• WHAT IS EXPECTED
List all lines in the material below that contain "color".

Figure record extracts:
========================================================================
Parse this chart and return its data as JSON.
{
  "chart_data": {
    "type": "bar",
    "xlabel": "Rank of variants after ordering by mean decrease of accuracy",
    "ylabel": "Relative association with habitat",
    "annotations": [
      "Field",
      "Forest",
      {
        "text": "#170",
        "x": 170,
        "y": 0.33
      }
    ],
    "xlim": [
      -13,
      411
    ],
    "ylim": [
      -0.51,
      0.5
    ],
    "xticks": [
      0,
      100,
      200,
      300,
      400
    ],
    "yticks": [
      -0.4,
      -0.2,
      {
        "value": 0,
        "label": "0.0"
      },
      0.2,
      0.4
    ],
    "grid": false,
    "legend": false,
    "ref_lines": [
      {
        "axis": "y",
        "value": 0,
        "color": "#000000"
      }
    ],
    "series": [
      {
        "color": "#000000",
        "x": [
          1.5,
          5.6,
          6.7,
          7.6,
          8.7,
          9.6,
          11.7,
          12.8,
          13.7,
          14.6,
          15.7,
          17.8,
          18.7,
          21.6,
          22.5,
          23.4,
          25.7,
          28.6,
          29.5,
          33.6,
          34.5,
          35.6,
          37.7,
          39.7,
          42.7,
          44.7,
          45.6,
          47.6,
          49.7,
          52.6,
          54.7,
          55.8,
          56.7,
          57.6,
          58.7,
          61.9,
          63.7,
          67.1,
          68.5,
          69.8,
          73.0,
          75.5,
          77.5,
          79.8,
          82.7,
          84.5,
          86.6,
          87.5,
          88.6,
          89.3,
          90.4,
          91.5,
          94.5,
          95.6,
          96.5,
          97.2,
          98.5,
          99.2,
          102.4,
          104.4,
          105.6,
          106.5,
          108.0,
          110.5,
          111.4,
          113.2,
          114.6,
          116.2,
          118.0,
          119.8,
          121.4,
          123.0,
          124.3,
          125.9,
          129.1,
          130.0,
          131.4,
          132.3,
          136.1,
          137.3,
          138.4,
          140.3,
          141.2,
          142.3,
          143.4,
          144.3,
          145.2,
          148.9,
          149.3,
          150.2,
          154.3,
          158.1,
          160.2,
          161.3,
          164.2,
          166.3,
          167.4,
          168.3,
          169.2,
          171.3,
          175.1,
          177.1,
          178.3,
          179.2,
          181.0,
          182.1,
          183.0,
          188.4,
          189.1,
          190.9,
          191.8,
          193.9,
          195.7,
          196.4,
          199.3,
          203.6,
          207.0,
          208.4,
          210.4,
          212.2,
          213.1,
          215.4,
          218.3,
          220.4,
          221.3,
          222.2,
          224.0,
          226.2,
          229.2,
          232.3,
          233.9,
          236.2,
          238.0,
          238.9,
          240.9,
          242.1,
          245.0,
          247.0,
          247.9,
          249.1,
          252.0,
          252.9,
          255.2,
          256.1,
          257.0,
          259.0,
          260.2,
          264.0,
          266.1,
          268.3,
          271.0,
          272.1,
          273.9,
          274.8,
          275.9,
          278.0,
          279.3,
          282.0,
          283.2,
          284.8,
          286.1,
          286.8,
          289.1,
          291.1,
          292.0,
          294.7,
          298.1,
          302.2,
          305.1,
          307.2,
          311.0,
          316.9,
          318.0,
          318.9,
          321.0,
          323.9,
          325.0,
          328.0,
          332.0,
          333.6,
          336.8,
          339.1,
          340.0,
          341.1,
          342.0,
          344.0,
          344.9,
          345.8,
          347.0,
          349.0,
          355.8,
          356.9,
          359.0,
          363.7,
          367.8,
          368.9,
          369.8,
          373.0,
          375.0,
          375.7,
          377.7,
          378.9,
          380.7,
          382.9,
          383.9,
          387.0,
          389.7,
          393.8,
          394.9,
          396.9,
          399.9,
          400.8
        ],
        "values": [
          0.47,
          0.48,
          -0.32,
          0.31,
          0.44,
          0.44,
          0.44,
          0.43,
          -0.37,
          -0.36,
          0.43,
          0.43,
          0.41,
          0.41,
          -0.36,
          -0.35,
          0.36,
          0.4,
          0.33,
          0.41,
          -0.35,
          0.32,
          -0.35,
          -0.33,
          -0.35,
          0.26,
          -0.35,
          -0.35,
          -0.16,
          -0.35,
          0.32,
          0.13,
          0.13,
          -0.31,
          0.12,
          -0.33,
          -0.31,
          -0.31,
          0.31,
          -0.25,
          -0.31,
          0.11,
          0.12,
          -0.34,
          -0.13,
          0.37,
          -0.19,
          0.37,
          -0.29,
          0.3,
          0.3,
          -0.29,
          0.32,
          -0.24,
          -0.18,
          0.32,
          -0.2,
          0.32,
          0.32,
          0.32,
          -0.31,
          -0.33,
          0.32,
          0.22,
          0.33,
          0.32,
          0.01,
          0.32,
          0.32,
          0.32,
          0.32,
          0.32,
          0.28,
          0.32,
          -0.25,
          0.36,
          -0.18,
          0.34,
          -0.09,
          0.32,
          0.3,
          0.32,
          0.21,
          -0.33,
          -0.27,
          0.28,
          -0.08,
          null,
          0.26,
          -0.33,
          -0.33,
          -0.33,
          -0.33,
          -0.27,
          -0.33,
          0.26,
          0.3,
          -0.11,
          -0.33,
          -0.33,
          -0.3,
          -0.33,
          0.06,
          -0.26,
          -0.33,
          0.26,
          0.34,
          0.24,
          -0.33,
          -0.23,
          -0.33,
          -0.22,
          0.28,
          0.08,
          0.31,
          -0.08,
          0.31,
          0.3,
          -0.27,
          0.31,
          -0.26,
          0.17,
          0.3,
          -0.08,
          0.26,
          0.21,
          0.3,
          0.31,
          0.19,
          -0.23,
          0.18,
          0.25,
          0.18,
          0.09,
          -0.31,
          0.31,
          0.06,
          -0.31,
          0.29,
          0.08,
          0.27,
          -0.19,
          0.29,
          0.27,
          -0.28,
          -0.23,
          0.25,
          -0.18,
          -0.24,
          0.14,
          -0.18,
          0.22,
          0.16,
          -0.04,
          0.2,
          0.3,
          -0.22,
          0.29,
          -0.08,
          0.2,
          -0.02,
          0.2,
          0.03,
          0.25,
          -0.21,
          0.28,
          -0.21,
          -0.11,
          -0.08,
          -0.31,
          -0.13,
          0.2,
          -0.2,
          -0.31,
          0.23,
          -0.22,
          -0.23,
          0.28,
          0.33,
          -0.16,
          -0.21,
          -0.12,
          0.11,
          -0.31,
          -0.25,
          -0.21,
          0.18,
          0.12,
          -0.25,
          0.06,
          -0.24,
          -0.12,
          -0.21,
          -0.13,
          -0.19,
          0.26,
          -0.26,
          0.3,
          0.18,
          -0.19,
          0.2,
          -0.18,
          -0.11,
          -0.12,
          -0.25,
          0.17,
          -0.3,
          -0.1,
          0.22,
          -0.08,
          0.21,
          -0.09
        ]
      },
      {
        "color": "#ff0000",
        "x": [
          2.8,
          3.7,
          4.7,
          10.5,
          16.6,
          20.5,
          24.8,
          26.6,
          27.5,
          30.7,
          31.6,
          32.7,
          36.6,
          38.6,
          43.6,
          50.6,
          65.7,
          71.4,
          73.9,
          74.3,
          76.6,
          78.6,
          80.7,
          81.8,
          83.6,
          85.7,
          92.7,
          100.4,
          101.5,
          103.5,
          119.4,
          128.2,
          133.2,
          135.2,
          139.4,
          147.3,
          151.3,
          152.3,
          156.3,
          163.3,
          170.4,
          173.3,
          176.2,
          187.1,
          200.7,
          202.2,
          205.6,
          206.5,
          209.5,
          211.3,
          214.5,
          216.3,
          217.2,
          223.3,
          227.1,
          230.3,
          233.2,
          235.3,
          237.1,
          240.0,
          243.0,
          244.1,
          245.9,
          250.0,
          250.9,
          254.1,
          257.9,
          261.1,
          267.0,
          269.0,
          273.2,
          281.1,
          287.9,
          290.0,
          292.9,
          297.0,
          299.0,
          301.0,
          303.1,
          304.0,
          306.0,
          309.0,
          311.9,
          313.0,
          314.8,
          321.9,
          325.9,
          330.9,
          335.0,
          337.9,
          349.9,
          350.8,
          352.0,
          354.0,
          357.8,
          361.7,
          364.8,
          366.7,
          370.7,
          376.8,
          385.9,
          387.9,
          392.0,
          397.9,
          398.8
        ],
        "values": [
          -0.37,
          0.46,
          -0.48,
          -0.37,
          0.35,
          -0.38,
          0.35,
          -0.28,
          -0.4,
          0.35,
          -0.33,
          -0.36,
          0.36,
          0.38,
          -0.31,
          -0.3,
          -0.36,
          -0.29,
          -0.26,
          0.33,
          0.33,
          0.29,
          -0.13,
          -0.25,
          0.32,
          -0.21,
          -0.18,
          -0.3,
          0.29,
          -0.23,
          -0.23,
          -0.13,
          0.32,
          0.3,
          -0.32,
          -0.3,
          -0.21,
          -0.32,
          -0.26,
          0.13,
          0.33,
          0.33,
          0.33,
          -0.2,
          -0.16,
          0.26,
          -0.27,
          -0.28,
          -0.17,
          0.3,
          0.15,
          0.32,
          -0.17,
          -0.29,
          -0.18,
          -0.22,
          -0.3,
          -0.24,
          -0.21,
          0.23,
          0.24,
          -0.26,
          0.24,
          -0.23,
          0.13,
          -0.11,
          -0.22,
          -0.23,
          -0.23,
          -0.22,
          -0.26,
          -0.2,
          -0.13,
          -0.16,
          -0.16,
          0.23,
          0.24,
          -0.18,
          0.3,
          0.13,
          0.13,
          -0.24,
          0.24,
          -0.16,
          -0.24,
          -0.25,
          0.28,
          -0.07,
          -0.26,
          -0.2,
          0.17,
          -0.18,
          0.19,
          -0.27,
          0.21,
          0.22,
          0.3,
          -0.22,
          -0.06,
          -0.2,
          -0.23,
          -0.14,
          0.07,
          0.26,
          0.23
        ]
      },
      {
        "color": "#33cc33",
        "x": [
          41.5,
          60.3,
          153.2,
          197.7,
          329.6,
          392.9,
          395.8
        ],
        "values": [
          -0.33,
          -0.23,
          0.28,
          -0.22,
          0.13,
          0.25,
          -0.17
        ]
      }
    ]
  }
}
========================================================================
• TASK OUTPUT
        "color": "#000000"
        "color": "#000000",
        "color": "#ff0000",
        "color": "#33cc33",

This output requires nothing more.